• [What you need to do]:
Return every line below in which "name" appears.

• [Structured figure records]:
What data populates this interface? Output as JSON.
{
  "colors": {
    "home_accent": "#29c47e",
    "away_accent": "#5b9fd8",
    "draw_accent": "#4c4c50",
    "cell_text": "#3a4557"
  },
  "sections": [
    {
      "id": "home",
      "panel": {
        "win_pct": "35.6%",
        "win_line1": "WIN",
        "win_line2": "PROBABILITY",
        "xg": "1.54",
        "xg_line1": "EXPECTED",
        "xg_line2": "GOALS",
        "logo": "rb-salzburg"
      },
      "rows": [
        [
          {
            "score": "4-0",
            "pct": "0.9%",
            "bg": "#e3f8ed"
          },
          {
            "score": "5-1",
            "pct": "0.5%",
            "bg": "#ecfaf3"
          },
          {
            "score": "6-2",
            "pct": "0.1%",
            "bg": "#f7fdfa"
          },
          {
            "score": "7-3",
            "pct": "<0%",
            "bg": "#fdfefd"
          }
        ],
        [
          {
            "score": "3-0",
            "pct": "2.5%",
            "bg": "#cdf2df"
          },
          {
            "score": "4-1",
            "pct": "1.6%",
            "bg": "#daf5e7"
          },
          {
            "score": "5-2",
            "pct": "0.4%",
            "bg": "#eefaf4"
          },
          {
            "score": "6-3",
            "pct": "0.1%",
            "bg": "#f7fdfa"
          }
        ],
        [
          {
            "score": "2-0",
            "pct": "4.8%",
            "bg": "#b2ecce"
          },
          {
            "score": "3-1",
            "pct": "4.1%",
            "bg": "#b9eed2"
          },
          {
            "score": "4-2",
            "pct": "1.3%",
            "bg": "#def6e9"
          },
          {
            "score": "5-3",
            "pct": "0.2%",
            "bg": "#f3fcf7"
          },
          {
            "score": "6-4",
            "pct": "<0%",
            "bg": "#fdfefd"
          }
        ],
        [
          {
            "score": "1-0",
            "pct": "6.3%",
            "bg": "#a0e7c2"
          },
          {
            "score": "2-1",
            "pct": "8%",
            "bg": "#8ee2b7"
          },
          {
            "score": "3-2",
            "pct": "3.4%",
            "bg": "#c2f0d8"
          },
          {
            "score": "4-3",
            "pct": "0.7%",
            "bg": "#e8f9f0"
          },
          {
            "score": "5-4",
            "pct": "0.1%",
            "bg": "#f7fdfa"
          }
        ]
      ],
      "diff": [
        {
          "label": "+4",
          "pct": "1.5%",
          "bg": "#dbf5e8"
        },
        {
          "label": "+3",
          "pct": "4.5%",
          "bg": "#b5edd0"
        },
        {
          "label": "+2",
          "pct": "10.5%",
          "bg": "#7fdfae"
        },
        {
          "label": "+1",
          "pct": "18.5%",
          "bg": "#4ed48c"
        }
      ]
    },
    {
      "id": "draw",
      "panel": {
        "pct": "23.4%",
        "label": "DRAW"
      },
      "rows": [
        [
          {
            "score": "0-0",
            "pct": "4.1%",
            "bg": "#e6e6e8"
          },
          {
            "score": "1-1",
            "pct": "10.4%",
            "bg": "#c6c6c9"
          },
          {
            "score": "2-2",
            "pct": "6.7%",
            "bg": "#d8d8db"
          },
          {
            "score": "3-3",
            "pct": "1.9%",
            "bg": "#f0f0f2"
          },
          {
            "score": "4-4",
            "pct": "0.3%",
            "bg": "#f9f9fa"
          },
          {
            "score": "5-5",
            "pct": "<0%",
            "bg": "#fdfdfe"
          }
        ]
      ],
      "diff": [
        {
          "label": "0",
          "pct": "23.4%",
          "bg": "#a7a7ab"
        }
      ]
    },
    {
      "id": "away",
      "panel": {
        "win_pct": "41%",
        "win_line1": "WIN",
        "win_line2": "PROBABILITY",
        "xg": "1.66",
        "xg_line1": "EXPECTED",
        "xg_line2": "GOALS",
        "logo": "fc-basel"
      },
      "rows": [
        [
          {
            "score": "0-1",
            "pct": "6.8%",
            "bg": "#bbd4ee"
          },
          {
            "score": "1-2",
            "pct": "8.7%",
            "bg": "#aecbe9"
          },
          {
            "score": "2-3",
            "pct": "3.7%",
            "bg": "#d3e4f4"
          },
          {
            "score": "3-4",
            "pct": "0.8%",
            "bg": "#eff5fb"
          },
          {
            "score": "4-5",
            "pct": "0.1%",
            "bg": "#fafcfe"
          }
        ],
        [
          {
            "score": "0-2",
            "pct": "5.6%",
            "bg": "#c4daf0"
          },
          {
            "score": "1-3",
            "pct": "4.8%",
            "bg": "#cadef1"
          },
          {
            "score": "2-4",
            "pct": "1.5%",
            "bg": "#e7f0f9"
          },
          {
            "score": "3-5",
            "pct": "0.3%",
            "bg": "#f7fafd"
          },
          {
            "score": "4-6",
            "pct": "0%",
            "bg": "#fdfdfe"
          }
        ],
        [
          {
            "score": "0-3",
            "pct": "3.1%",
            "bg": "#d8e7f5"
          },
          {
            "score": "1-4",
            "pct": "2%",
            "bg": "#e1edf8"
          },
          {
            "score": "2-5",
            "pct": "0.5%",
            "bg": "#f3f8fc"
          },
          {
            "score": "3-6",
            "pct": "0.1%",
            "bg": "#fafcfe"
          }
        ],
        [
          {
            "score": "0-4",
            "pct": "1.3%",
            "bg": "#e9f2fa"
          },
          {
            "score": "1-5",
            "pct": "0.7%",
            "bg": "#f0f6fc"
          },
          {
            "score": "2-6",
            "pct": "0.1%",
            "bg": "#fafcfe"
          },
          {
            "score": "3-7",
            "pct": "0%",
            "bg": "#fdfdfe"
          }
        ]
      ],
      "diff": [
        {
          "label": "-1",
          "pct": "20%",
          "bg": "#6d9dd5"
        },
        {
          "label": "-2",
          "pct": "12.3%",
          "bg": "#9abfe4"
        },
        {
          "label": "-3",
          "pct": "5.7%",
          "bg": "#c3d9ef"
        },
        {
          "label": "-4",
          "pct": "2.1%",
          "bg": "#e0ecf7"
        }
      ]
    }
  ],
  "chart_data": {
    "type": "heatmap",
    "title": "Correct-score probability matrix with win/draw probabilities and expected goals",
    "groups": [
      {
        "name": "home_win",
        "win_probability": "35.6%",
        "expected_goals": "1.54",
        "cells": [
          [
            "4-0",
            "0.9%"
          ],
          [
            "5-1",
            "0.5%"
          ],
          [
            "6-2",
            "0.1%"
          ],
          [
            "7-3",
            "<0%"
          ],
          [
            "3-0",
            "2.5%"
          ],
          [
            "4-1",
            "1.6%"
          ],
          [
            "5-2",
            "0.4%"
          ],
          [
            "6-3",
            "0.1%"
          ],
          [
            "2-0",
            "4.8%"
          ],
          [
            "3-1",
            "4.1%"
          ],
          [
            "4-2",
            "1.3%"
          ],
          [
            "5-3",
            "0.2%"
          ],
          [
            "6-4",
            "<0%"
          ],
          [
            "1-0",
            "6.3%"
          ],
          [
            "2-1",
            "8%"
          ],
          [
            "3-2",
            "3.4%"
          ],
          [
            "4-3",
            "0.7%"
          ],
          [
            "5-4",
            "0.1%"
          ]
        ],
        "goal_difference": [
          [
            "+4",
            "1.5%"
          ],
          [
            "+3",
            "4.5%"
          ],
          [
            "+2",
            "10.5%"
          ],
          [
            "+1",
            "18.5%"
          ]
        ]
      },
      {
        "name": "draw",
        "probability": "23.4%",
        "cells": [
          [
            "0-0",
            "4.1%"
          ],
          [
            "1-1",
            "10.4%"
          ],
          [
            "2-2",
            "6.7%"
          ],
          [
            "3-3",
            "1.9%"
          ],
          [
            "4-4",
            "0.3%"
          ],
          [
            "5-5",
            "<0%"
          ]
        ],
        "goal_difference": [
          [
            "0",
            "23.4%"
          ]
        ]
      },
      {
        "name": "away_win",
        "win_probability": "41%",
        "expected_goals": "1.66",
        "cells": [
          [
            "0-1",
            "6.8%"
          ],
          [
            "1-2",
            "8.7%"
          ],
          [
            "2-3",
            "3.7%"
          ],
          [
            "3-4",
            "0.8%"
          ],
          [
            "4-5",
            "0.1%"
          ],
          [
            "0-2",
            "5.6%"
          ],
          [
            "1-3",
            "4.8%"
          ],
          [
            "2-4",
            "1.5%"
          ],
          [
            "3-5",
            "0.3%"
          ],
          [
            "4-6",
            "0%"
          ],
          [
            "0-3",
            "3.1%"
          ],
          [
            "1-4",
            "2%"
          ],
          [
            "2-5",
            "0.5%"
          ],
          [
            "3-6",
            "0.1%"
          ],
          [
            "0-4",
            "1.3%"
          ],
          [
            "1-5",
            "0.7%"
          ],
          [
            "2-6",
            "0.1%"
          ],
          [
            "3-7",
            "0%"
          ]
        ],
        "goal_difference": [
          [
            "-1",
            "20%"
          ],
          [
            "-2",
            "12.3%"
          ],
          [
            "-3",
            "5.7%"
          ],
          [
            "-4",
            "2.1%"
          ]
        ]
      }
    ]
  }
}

• [Written response]:
        "name": "home_win",
        "name": "draw",
        "name": "away_win",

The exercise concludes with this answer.